* **Consigne 1**: Dans l'extrait sur l'aviculture en Alsace Moselle, combien d'aviculteurs reste-t-il aujourd'hui dans la région ?
* **Consigne 2**: Prolongez, s'il vous plaît, l'extrait sur l'aviculture en Alsace Moselle en rédigeant la suite après sa dernière phrase.

* **Extrait**:
========================================
Deuxième découverte.
Il y a 20 ans par exemple, l'Alsace Moselle regroupait 70% des aviculteurs de France. Enorme. Il y a 10 ans, ils y étaient encore 120 000 éleveurs de loisir. Enorme.
Raymond me dit que c'est (encore) une spécificité historique et culturelle. La faute aux Allemands (encore) qui ont apporté à l'Alsace Moselle le goût du ragoût de lapins et de volailles en même temps que celui des économies. "Pour les Allemands, un sou est un sou. Ils ont tous un lapin et une poule dans le jardin pour manger. Il y a 400 000 aviculteurs amateurs là-bas, vous vous rendez-compte ! contre 15 000 actuellement en France".
Aujourd'hui en Alsace Moselle, la tradition se perd un peu. Ils ne sont plus que 7000 aviculteurs. "Le mode de vie a changé, on peut plus élever des coqs partout comme avant. Avant, y avait une union avicole par village et un coq dans chaque jardin, pour le coq au vin du dimanche. C'est malheureux mais c'est comme ça."
"Les gens n'ont plus le temps. L'aviculture c'est tous les jours du 1er janvier au 31 décembre , faire garder les bêtes pendant les vacances, bref c'est du travail". Sans compter les problèmes de voisinage ....
Serge me glisse "On a tous des problèmes de voisins à cause du bruit des coqs. On fait des compromis, on leur donnes des oeufs, parfois ça marche. C'est très délicat tout ça"
========================================
* **Matériaux sources**:
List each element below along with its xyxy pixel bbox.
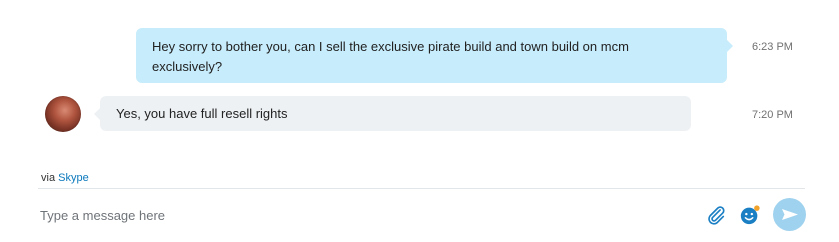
========================================
* **Réponse finale 1**: Il n'y en a plus que 7000.

* **Réponse finale 2**:
C'est aussi et surtout une sacrée passion. De celles qui vous rendent chèvre (c'est un animal de basse-cour ça ?)
Des naissances et des terrines
Raymond lui son truc c'est les lapins des Flandres. Les gros stuck qui pèsent 12 kgs. Les lapins et surtout les pigeons Carrier. Il en possède près de 200.
Des pigeons très rares. Et heureusement qu'ils ne courent pas les rues ....
©France 3 Alsace
" Moi, ces bêtes ça me détend un petit peu. Ca me déstresse. Quand on a eu la pression toute la journée, on rentre le soir, on va s'occuper des animaux et hop, c'est reparti".
Le pigeon Carrier décontrarie.
Et Serge de rajouter " Y a en a qui vont au jardin, nous on va voir nos bêtes, on les bichonne. Et puis quand il y a des naissances, on est heureux" "On les revend, on les échange, c'est comme les transferts au foot mais en moins cher, c'est super"
Et vous les mangez aussi ? Franchement c'est la question que je me pose depuis le début.
" Si un lapin à une oreille de travers, pourquoi pas ?" Là je ne sais pas trop si Raymond se fiche de moi ou pas.
Jean Paul Zimmermann, lui, 21 lapins au compteur, ne blague pas. "Un lapin de plus de trois ans, il finit en terrine mais bon j'ai pas mangé un de mes lapins depuis deux ans". C'est dur quand même, non ? Jean Paul me rassure, c'est un grand sensible. En fait.
"Un jour j'ai eu un super reproducteur, il s'appelait Hansele, petit Jean. Il avait six ans. Je lui avais promis de le laisser mourir de sa belle mort. Mais quand j'ai vu qu'il tiendrait pas le coup, je l'ai tué. Là j'ai pleuré. On y tient à nos animaux".
Et vous l'avez mangé ? " Non, je l'ai enterré dans le jardin".
Le sablé vosgien : un lapin à croquer
Ces drôles d'oiseaux sont des passionnés, vous l'aurez compris. Et grâce à eux, certaines espèces locales, en voie de disparition sont sauvés non pas de la terrine mais carrément de l'extinction.
Ainsi, pour les Sablés des Vosges. Ces petits lapins à la fourrure "thermo sensible" ( là j'ai pas trop compris, mais ça en jette ), 100% bas-rhinois, crée en Alsace par un instituteur zélé.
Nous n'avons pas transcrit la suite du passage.